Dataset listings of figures
####

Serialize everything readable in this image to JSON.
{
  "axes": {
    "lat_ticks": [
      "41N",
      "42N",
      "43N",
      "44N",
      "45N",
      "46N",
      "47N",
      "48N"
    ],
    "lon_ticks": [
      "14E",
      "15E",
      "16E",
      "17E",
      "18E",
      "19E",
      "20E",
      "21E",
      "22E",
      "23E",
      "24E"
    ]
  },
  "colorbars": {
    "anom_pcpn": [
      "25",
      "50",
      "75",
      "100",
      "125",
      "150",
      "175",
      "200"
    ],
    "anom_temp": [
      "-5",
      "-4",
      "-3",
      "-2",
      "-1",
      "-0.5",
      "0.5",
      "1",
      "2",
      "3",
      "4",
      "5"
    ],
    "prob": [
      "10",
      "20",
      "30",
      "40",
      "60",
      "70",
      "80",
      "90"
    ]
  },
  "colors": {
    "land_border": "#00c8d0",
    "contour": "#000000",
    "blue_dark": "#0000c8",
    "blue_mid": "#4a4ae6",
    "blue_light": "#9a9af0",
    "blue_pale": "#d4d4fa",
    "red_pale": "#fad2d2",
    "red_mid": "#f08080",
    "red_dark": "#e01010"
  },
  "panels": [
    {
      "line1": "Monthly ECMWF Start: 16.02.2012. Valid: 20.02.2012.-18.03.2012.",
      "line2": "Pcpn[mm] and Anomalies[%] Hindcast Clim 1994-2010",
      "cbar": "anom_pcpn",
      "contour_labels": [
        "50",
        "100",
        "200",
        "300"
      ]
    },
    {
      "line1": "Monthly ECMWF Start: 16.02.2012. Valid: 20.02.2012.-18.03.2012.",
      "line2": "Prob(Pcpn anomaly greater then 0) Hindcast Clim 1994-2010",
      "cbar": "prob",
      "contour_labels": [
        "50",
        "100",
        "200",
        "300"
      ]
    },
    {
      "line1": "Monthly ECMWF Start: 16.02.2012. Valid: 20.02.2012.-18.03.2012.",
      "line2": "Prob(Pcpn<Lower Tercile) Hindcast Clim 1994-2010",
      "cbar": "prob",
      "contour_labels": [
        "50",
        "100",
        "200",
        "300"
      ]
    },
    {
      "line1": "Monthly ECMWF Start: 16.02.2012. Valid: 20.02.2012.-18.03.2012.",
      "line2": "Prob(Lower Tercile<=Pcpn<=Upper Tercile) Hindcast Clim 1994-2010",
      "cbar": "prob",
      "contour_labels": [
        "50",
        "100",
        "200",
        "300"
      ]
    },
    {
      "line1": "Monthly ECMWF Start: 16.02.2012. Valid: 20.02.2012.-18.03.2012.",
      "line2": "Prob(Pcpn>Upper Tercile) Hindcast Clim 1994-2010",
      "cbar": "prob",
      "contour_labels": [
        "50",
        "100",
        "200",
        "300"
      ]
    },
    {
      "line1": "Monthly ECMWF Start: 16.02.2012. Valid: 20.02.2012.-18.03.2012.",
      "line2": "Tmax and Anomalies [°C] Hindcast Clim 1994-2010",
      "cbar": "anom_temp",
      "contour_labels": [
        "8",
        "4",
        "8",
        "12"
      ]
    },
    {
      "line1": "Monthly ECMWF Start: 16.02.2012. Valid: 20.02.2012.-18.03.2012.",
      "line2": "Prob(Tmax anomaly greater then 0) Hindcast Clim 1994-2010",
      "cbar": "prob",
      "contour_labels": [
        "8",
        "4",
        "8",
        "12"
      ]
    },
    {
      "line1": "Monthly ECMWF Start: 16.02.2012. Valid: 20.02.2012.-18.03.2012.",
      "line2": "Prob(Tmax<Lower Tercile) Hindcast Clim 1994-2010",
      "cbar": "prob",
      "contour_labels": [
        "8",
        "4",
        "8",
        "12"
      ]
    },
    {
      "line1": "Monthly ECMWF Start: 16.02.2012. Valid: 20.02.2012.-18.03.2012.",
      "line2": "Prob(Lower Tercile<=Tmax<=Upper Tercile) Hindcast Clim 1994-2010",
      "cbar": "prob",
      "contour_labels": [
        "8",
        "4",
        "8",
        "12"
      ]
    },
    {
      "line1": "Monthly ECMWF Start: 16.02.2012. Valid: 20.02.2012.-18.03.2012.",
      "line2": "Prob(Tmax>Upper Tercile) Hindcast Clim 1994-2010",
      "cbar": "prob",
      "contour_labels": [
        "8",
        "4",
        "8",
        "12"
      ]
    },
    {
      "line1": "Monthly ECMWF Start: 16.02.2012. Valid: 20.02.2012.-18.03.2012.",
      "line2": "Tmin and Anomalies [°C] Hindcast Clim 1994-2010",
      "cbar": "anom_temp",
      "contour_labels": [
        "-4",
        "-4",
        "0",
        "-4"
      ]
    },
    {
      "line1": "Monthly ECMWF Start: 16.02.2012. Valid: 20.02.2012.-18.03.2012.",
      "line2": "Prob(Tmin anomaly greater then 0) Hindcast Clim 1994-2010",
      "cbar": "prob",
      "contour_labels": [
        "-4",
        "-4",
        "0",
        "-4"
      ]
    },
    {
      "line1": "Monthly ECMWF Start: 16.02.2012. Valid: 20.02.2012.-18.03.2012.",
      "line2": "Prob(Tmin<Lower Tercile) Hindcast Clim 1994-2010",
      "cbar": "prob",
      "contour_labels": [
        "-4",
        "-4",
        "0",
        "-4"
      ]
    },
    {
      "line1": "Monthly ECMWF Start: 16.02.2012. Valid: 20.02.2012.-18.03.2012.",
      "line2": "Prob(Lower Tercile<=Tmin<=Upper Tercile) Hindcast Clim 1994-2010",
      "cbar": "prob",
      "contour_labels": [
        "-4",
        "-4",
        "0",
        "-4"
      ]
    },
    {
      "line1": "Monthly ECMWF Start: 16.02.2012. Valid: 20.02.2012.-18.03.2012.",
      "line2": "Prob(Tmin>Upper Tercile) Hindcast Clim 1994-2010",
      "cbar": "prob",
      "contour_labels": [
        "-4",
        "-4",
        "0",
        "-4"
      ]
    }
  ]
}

####

(Instructions for the task):
Print every record exactly as it was given.

(Solution to this problem):
Serialize everything readable in this image to JSON.
{
  "axes": {
    "lat_ticks": [
      "41N",
      "42N",
      "43N",
      "44N",
      "45N",
      "46N",
      "47N",
      "48N"
    ],
    "lon_ticks": [
      "14E",
      "15E",
      "16E",
      "17E",
      "18E",
      "19E",
      "20E",
      "21E",
      "22E",
      "23E",
      "24E"
    ]
  },
  "colorbars": {
    "anom_pcpn": [
      "25",
      "50",
      "75",
      "100",
      "125",
      "150",
      "175",
      "200"
    ],
    "anom_temp": [
      "-5",
      "-4",
      "-3",
      "-2",
      "-1",
      "-0.5",
      "0.5",
      "1",
      "2",
      "3",
      "4",
      "5"
    ],
    "prob": [
      "10",
      "20",
      "30",
      "40",
      "60",
      "70",
      "80",
      "90"
    ]
  },
  "colors": {
    "land_border": "#00c8d0",
    "contour": "#000000",
    "blue_dark": "#0000c8",
    "blue_mid": "#4a4ae6",
    "blue_light": "#9a9af0",
    "blue_pale": "#d4d4fa",
    "red_pale": "#fad2d2",
    "red_mid": "#f08080",
    "red_dark": "#e01010"
  },
  "panels": [
    {
      "line1": "Monthly ECMWF Start: 16.02.2012. Valid: 20.02.2012.-18.03.2012.",
      "line2": "Pcpn[mm] and Anomalies[%] Hindcast Clim 1994-2010",
      "cbar": "anom_pcpn",
      "contour_labels": [
        "50",
        "100",
        "200",
        "300"
      ]
    },
    {
      "line1": "Monthly ECMWF Start: 16.02.2012. Valid: 20.02.2012.-18.03.2012.",
      "line2": "Prob(Pcpn anomaly greater then 0) Hindcast Clim 1994-2010",
      "cbar": "prob",
      "contour_labels": [
        "50",
        "100",
        "200",
        "300"
      ]
    },
    {
      "line1": "Monthly ECMWF Start: 16.02.2012. Valid: 20.02.2012.-18.03.2012.",
      "line2": "Prob(Pcpn<Lower Tercile) Hindcast Clim 1994-2010",
      "cbar": "prob",
      "contour_labels": [
        "50",
        "100",
        "200",
        "300"
      ]
    },
    {
      "line1": "Monthly ECMWF Start: 16.02.2012. Valid: 20.02.2012.-18.03.2012.",
      "line2": "Prob(Lower Tercile<=Pcpn<=Upper Tercile) Hindcast Clim 1994-2010",
      "cbar": "prob",
      "contour_labels": [
        "50",
        "100",
        "200",
        "300"
      ]
    },
    {
      "line1": "Monthly ECMWF Start: 16.02.2012. Valid: 20.02.2012.-18.03.2012.",
      "line2": "Prob(Pcpn>Upper Tercile) Hindcast Clim 1994-2010",
      "cbar": "prob",
      "contour_labels": [
        "50",
        "100",
        "200",
        "300"
      ]
    },
    {
      "line1": "Monthly ECMWF Start: 16.02.2012. Valid: 20.02.2012.-18.03.2012.",
      "line2": "Tmax and Anomalies [°C] Hindcast Clim 1994-2010",
      "cbar": "anom_temp",
      "contour_labels": [
        "8",
        "4",
        "8",
        "12"
      ]
    },
    {
      "line1": "Monthly ECMWF Start: 16.02.2012. Valid: 20.02.2012.-18.03.2012.",
      "line2": "Prob(Tmax anomaly greater then 0) Hindcast Clim 1994-2010",
      "cbar": "prob",
      "contour_labels": [
        "8",
        "4",
        "8",
        "12"
      ]
    },
    {
      "line1": "Monthly ECMWF Start: 16.02.2012. Valid: 20.02.2012.-18.03.2012.",
      "line2": "Prob(Tmax<Lower Tercile) Hindcast Clim 1994-2010",
      "cbar": "prob",
      "contour_labels": [
        "8",
        "4",
        "8",
        "12"
      ]
    },
    {
      "line1": "Monthly ECMWF Start: 16.02.2012. Valid: 20.02.2012.-18.03.2012.",
      "line2": "Prob(Lower Tercile<=Tmax<=Upper Tercile) Hindcast Clim 1994-2010",
      "cbar": "prob",
      "contour_labels": [
        "8",
        "4",
        "8",
        "12"
      ]
    },
    {
      "line1": "Monthly ECMWF Start: 16.02.2012. Valid: 20.02.2012.-18.03.2012.",
      "line2": "Prob(Tmax>Upper Tercile) Hindcast Clim 1994-2010",
      "cbar": "prob",
      "contour_labels": [
        "8",
        "4",
        "8",
        "12"
      ]
    },
    {
      "line1": "Monthly ECMWF Start: 16.02.2012. Valid: 20.02.2012.-18.03.2012.",
      "line2": "Tmin and Anomalies [°C] Hindcast Clim 1994-2010",
      "cbar": "anom_temp",
      "contour_labels": [
        "-4",
        "-4",
        "0",
        "-4"
      ]
    },
    {
      "line1": "Monthly ECMWF Start: 16.02.2012. Valid: 20.02.2012.-18.03.2012.",
      "line2": "Prob(Tmin anomaly greater then 0) Hindcast Clim 1994-2010",
      "cbar": "prob",
      "contour_labels": [
        "-4",
        "-4",
        "0",
        "-4"
      ]
    },
    {
      "line1": "Monthly ECMWF Start: 16.02.2012. Valid: 20.02.2012.-18.03.2012.",
      "line2": "Prob(Tmin<Lower Tercile) Hindcast Clim 1994-2010",
      "cbar": "prob",
      "contour_labels": [
        "-4",
        "-4",
        "0",
        "-4"
      ]
    },
    {
      "line1": "Monthly ECMWF Start: 16.02.2012. Valid: 20.02.2012.-18.03.2012.",
      "line2": "Prob(Lower Tercile<=Tmin<=Upper Tercile) Hindcast Clim 1994-2010",
      "cbar": "prob",
      "contour_labels": [
        "-4",
        "-4",
        "0",
        "-4"
      ]
    },
    {
      "line1": "Monthly ECMWF Start: 16.02.2012. Valid: 20.02.2012.-18.03.2012.",
      "line2": "Prob(Tmin>Upper Tercile) Hindcast Clim 1994-2010",
      "cbar": "prob",
      "contour_labels": [
        "-4",
        "-4",
        "0",
        "-4"
      ]
    }
  ]
}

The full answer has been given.